• **TASK STATEMENT**
Go through the data below. List every line that holds the word "elements".
START DATA RECORDS
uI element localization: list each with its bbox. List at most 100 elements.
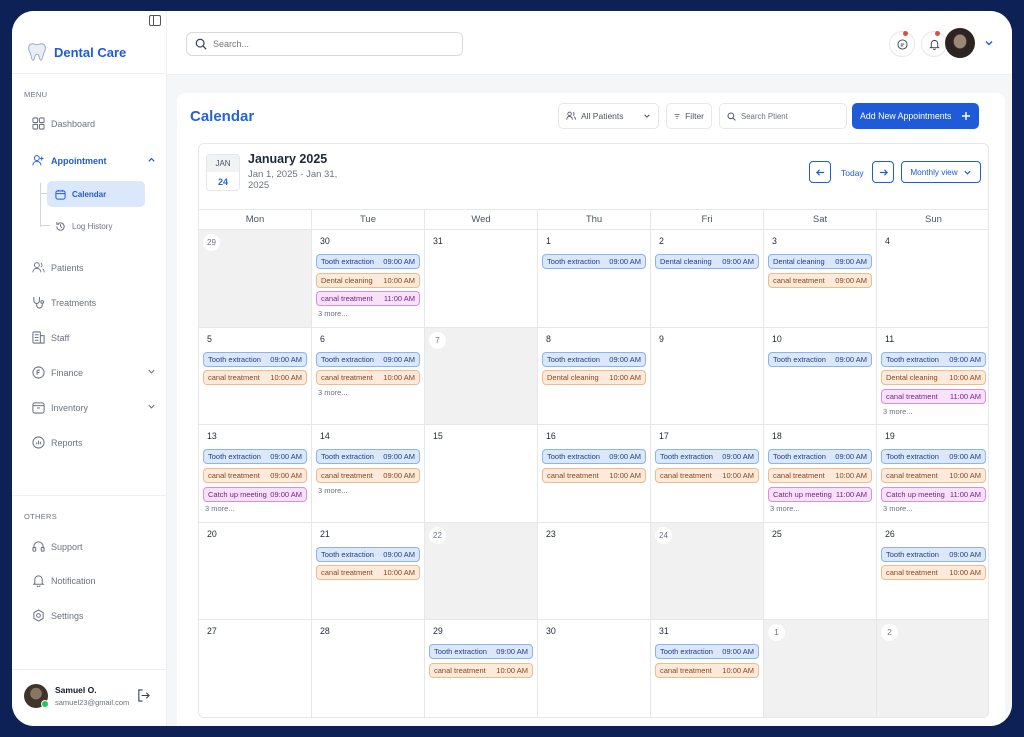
day-cell[interactable]: 1 bbox=[764, 620, 877, 717]
appointment-event[interactable]: canal treatment 10:00 AM bbox=[542, 467, 646, 483]
sidebar-item-reports[interactable]: Reports bbox=[32, 436, 152, 449]
appointment-event[interactable]: canal treatment 09:00 AM bbox=[316, 467, 420, 483]
day-cell[interactable]: 16 Tooth extraction 09:00 AM canal treatmen… bbox=[538, 425, 651, 522]
appointment-event[interactable]: Tooth extraction 09:00 AM bbox=[768, 351, 872, 367]
day-cell[interactable]: 15 bbox=[425, 425, 538, 522]
chevron-down-icon[interactable] bbox=[984, 38, 994, 48]
more-events-link[interactable]: 3 more... bbox=[316, 388, 420, 397]
day-cell[interactable]: 30 Tooth extraction 09:00 AM Dental cleanin… bbox=[312, 230, 425, 327]
day-cell[interactable]: 31 Tooth extraction 09:00 AM canal treatmen… bbox=[651, 620, 764, 717]
day-cell[interactable]: 1 Tooth extraction 09:00 AM bbox=[538, 230, 651, 327]
appointment-event[interactable]: Tooth extraction 09:00 AM bbox=[881, 449, 986, 465]
messages-button[interactable] bbox=[889, 31, 915, 57]
appointment-event[interactable]: Tooth extraction 09:00 AM bbox=[316, 546, 420, 562]
appointment-event[interactable]: Dental cleaning 09:00 AM bbox=[655, 254, 759, 269]
appointment-event[interactable]: canal treatment 10:00 AM bbox=[881, 467, 986, 483]
appointment-event[interactable]: canal treatment 10:00 AM bbox=[203, 370, 307, 386]
sidebar-subitem-calendar[interactable]: Calendar bbox=[47, 181, 145, 207]
sidebar-item-inventory[interactable]: Inventory bbox=[32, 401, 155, 414]
day-cell[interactable]: 27 bbox=[199, 620, 312, 717]
day-cell[interactable]: 30 bbox=[538, 620, 651, 717]
appointment-event[interactable]: Tooth extraction 09:00 AM bbox=[203, 351, 307, 367]
sidebar-item-dashboard[interactable]: Dashboard bbox=[32, 117, 152, 130]
user-profile[interactable]: Samuel O. samuel23@gmail.com bbox=[24, 684, 129, 708]
appointment-event[interactable]: canal treatment 10:00 AM bbox=[655, 663, 759, 679]
patient-search[interactable]: Search Ptient bbox=[719, 103, 847, 129]
appointment-event[interactable]: canal treatment 10:00 AM bbox=[316, 370, 420, 386]
sidebar-item-treatments[interactable]: Treatments bbox=[32, 296, 152, 309]
sidebar-item-support[interactable]: Support bbox=[32, 540, 152, 553]
day-cell[interactable]: 17 Tooth extraction 09:00 AM canal treatmen… bbox=[651, 425, 764, 522]
day-cell[interactable]: 2 bbox=[877, 620, 988, 717]
day-cell[interactable]: 11 Tooth extraction 09:00 AM Dental cleanin… bbox=[877, 328, 988, 425]
prev-month-button[interactable] bbox=[809, 161, 831, 183]
appointment-event[interactable]: Tooth extraction 09:00 AM bbox=[881, 546, 986, 562]
appointment-event[interactable]: Catch up meeting 11:00 AM bbox=[881, 486, 986, 502]
day-cell[interactable]: 9 bbox=[651, 327, 764, 425]
appointment-event[interactable]: Dental cleaning 09:00 AM bbox=[768, 254, 872, 269]
day-cell[interactable]: 22 bbox=[425, 522, 538, 620]
appointment-event[interactable]: Tooth extraction 09:00 AM bbox=[429, 644, 533, 660]
appointment-event[interactable]: canal treatment 10:00 AM bbox=[429, 663, 533, 679]
add-appointment-button[interactable]: Add New Appointments bbox=[852, 103, 979, 129]
day-cell[interactable]: 21 Tooth extraction 09:00 AM canal treatmen… bbox=[312, 522, 425, 620]
view-select[interactable]: Monthly view bbox=[901, 161, 981, 183]
appointment-event[interactable]: Tooth extraction 09:00 AM bbox=[316, 351, 420, 367]
appointment-event[interactable]: Tooth extraction 09:00 AM bbox=[655, 449, 759, 465]
day-cell[interactable]: 7 bbox=[425, 327, 538, 425]
global-search[interactable] bbox=[186, 32, 463, 56]
appointment-event[interactable]: Dental cleaning 10:00 AM bbox=[542, 370, 646, 386]
appointment-event[interactable]: Tooth extraction 09:00 AM bbox=[881, 351, 986, 367]
sidebar-item-patients[interactable]: Patients bbox=[32, 261, 152, 274]
patient-search-input[interactable]: Search Ptient bbox=[741, 112, 788, 121]
sidebar-item-finance[interactable]: Finance bbox=[32, 366, 155, 379]
day-cell[interactable]: 20 bbox=[199, 522, 312, 620]
day-cell[interactable]: 2 Dental cleaning 09:00 AM bbox=[651, 230, 764, 327]
sidebar-subitem-log-history[interactable]: Log History bbox=[47, 213, 145, 239]
appointment-event[interactable]: Dental cleaning 10:00 AM bbox=[316, 272, 420, 288]
day-cell[interactable]: 10 Tooth extraction 09:00 AM bbox=[764, 327, 877, 425]
day-cell[interactable]: 3 Dental cleaning 09:00 AM canal treatment 0… bbox=[764, 230, 877, 327]
today-button[interactable]: Today bbox=[841, 168, 864, 178]
day-cell[interactable]: 5 Tooth extraction 09:00 AM canal treatment… bbox=[199, 327, 312, 425]
appointment-event[interactable]: Tooth extraction 09:00 AM bbox=[316, 254, 420, 269]
day-cell[interactable]: 29 Tooth extraction 09:00 AM canal treatmen… bbox=[425, 620, 538, 717]
chevron-up-icon[interactable] bbox=[147, 155, 156, 164]
day-cell[interactable]: 14 Tooth extraction 09:00 AM canal treatmen… bbox=[312, 425, 425, 522]
appointment-event[interactable]: canal treatment 09:00 AM bbox=[203, 467, 307, 483]
logout-icon[interactable] bbox=[137, 689, 150, 702]
more-events-link[interactable]: 3 more... bbox=[768, 504, 872, 513]
day-cell[interactable]: 31 bbox=[425, 230, 538, 327]
sidebar-item-appointment[interactable]: Appointment bbox=[32, 154, 155, 167]
appointment-event[interactable]: canal treatment 10:00 AM bbox=[655, 467, 759, 483]
brand-logo[interactable]: Dental Care bbox=[26, 41, 126, 63]
appointment-event[interactable]: Catch up meeting 11:00 AM bbox=[768, 486, 872, 502]
day-cell[interactable]: 8 Tooth extraction 09:00 AM Dental cleaning… bbox=[538, 327, 651, 425]
appointment-event[interactable]: canal treatment 10:00 AM bbox=[881, 565, 986, 581]
appointment-event[interactable]: canal treatment 11:00 AM bbox=[316, 291, 420, 307]
chevron-down-icon[interactable] bbox=[147, 402, 156, 411]
patients-dropdown[interactable]: All Patients bbox=[558, 103, 659, 129]
avatar[interactable] bbox=[945, 28, 975, 58]
sidebar-item-staff[interactable]: Staff bbox=[32, 331, 152, 344]
appointment-event[interactable]: Tooth extraction 09:00 AM bbox=[768, 449, 872, 465]
day-cell[interactable]: 23 bbox=[538, 522, 651, 620]
day-cell[interactable]: 25 bbox=[764, 522, 877, 620]
chevron-down-icon[interactable] bbox=[147, 367, 156, 376]
sidebar-item-notification[interactable]: Notification bbox=[32, 574, 152, 587]
day-cell[interactable]: 13 Tooth extraction 09:00 AM canal treatmen… bbox=[199, 425, 312, 522]
day-cell[interactable]: 28 bbox=[312, 620, 425, 717]
appointment-event[interactable]: Tooth extraction 09:00 AM bbox=[542, 254, 646, 269]
appointment-event[interactable]: Tooth extraction 09:00 AM bbox=[655, 644, 759, 660]
day-cell[interactable]: 18 Tooth extraction 09:00 AM canal treatmen… bbox=[764, 425, 877, 522]
more-events-link[interactable]: 3 more... bbox=[316, 486, 420, 495]
more-events-link[interactable]: 3 more... bbox=[881, 504, 986, 513]
sidebar-item-settings[interactable]: Settings bbox=[32, 609, 152, 622]
appointment-event[interactable]: Catch up meeting 09:00 AM bbox=[203, 486, 307, 502]
day-cell[interactable]: 29 bbox=[199, 230, 312, 327]
day-cell[interactable]: 26 Tooth extraction 09:00 AM canal treatmen… bbox=[877, 523, 988, 620]
search-input[interactable] bbox=[213, 39, 453, 49]
sidebar-collapse-icon[interactable] bbox=[149, 15, 161, 26]
appointment-event[interactable]: Dental cleaning 10:00 AM bbox=[881, 370, 986, 386]
more-events-link[interactable]: 3 more... bbox=[316, 309, 420, 318]
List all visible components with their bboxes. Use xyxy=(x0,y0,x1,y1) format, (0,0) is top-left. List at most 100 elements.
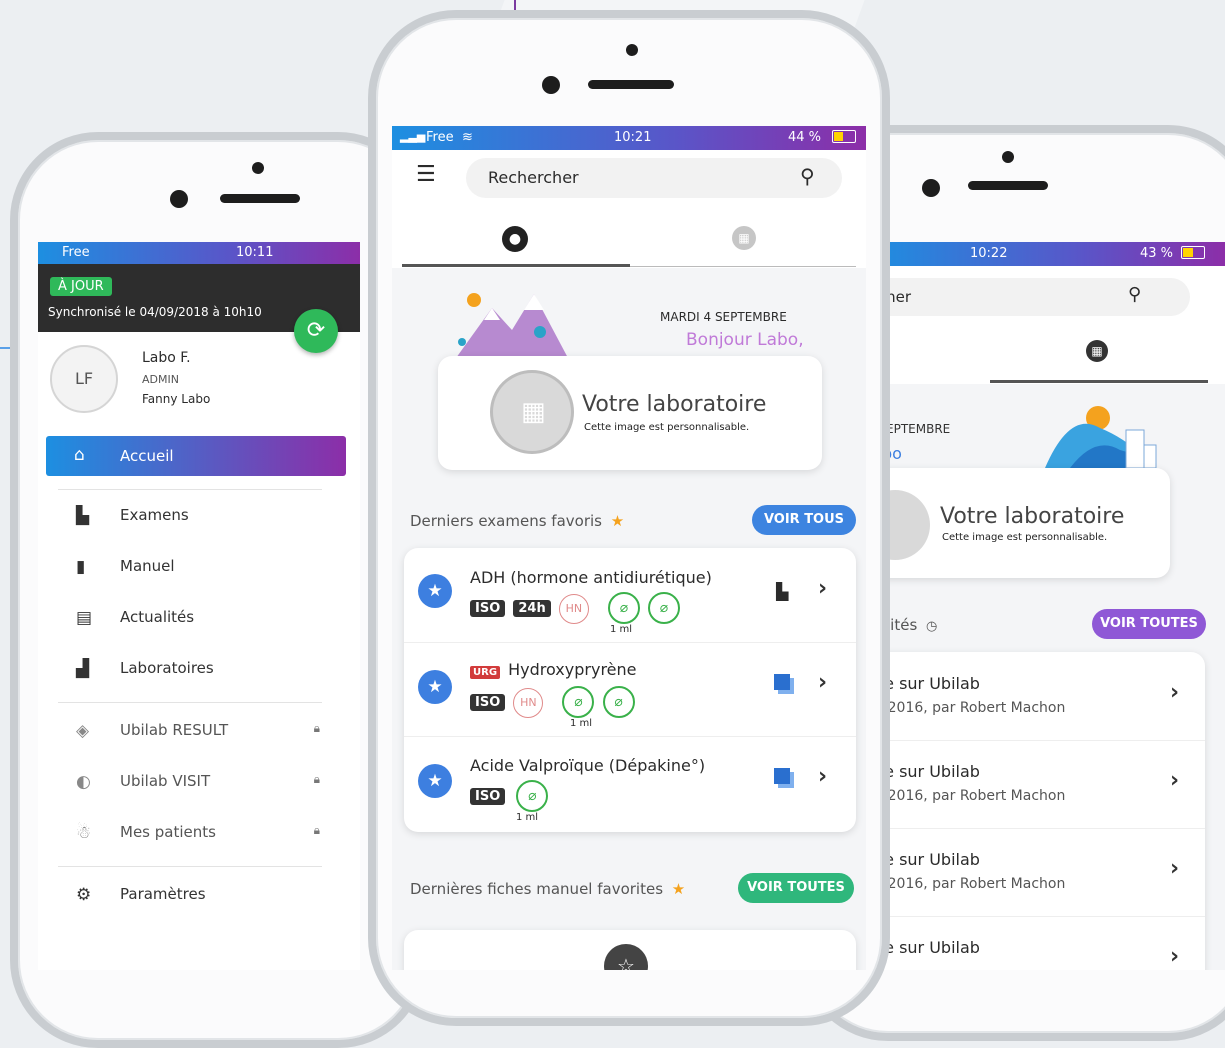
END DATA RECORDS
• **ANSWER TO THE PROBLEM**
uI element localization: list each with its bbox. List at most 100 elements.
List all visible components with their bboxes. Use xyxy=(x0,y0,x1,y1) format, (0,0) is top-left. List at most 100 elements.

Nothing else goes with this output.